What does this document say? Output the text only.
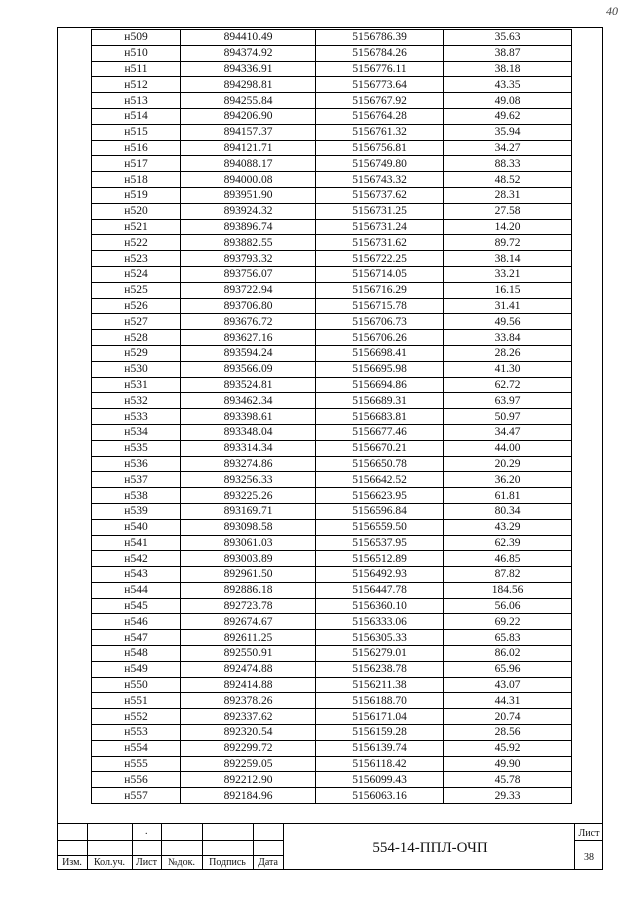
40
н509	894410.49	5156786.39	35.63
н510	894374.92	5156784.26	38.87
н511	894336.91	5156776.11	38.18
н512	894298.81	5156773.64	43.35
н513	894255.84	5156767.92	49.08
н514	894206.90	5156764.28	49.62
н515	894157.37	5156761.32	35.94
н516	894121.71	5156756.81	34.27
н517	894088.17	5156749.80	88.33
н518	894000.08	5156743.32	48.52
н519	893951.90	5156737.62	28.31
н520	893924.32	5156731.25	27.58
н521	893896.74	5156731.24	14.20
н522	893882.55	5156731.62	89.72
н523	893793.32	5156722.25	38.14
н524	893756.07	5156714.05	33.21
н525	893722.94	5156716.29	16.15
н526	893706.80	5156715.78	31.41
н527	893676.72	5156706.73	49.56
н528	893627.16	5156706.26	33.84
н529	893594.24	5156698.41	28.26
н530	893566.09	5156695.98	41.30
н531	893524.81	5156694.86	62.72
н532	893462.34	5156689.31	63.97
н533	893398.61	5156683.81	50.97
н534	893348.04	5156677.46	34.47
н535	893314.34	5156670.21	44.00
н536	893274.86	5156650.78	20.29
н537	893256.33	5156642.52	36.20
н538	893225.26	5156623.95	61.81
н539	893169.71	5156596.84	80.34
н540	893098.58	5156559.50	43.29
н541	893061.03	5156537.95	62.39
н542	893003.89	5156512.89	46.85
н543	892961.50	5156492.93	87.82
н544	892886.18	5156447.78	184.56
н545	892723.78	5156360.10	56.06
н546	892674.67	5156333.06	69.22
н547	892611.25	5156305.33	65.83
н548	892550.91	5156279.01	86.02
н549	892474.88	5156238.78	65.96
н550	892414.88	5156211.38	43.07
н551	892378.26	5156188.70	44.31
н552	892337.62	5156171.04	20.74
н553	892320.54	5156159.28	28.56
н554	892299.72	5156139.74	45.92
н555	892259.05	5156118.42	49.90
н556	892212.90	5156099.43	45.78
н557	892184.96	5156063.16	29.33
.
Изм.	Кол.уч.	Лист	№док.	Подпись	Дата
554-14-ППЛ-ОЧП
Лист
38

=-=-=-=-=

### SHORT TASK
Repeat each entry exactly. Pictures do not belong in the copy.

### COMPLETE RESPONSE
What does this document say? Output the text only.
40
н509	894410.49	5156786.39	35.63
н510	894374.92	5156784.26	38.87
н511	894336.91	5156776.11	38.18
н512	894298.81	5156773.64	43.35
н513	894255.84	5156767.92	49.08
н514	894206.90	5156764.28	49.62
н515	894157.37	5156761.32	35.94
н516	894121.71	5156756.81	34.27
н517	894088.17	5156749.80	88.33
н518	894000.08	5156743.32	48.52
н519	893951.90	5156737.62	28.31
н520	893924.32	5156731.25	27.58
н521	893896.74	5156731.24	14.20
н522	893882.55	5156731.62	89.72
н523	893793.32	5156722.25	38.14
н524	893756.07	5156714.05	33.21
н525	893722.94	5156716.29	16.15
н526	893706.80	5156715.78	31.41
н527	893676.72	5156706.73	49.56
н528	893627.16	5156706.26	33.84
н529	893594.24	5156698.41	28.26
н530	893566.09	5156695.98	41.30
н531	893524.81	5156694.86	62.72
н532	893462.34	5156689.31	63.97
н533	893398.61	5156683.81	50.97
н534	893348.04	5156677.46	34.47
н535	893314.34	5156670.21	44.00
н536	893274.86	5156650.78	20.29
н537	893256.33	5156642.52	36.20
н538	893225.26	5156623.95	61.81
н539	893169.71	5156596.84	80.34
н540	893098.58	5156559.50	43.29
н541	893061.03	5156537.95	62.39
н542	893003.89	5156512.89	46.85
н543	892961.50	5156492.93	87.82
н544	892886.18	5156447.78	184.56
н545	892723.78	5156360.10	56.06
н546	892674.67	5156333.06	69.22
н547	892611.25	5156305.33	65.83
н548	892550.91	5156279.01	86.02
н549	892474.88	5156238.78	65.96
н550	892414.88	5156211.38	43.07
н551	892378.26	5156188.70	44.31
н552	892337.62	5156171.04	20.74
н553	892320.54	5156159.28	28.56
н554	892299.72	5156139.74	45.92
н555	892259.05	5156118.42	49.90
н556	892212.90	5156099.43	45.78
н557	892184.96	5156063.16	29.33
.
Изм.	Кол.уч.	Лист	№док.	Подпись	Дата
554-14-ППЛ-ОЧП
Лист
38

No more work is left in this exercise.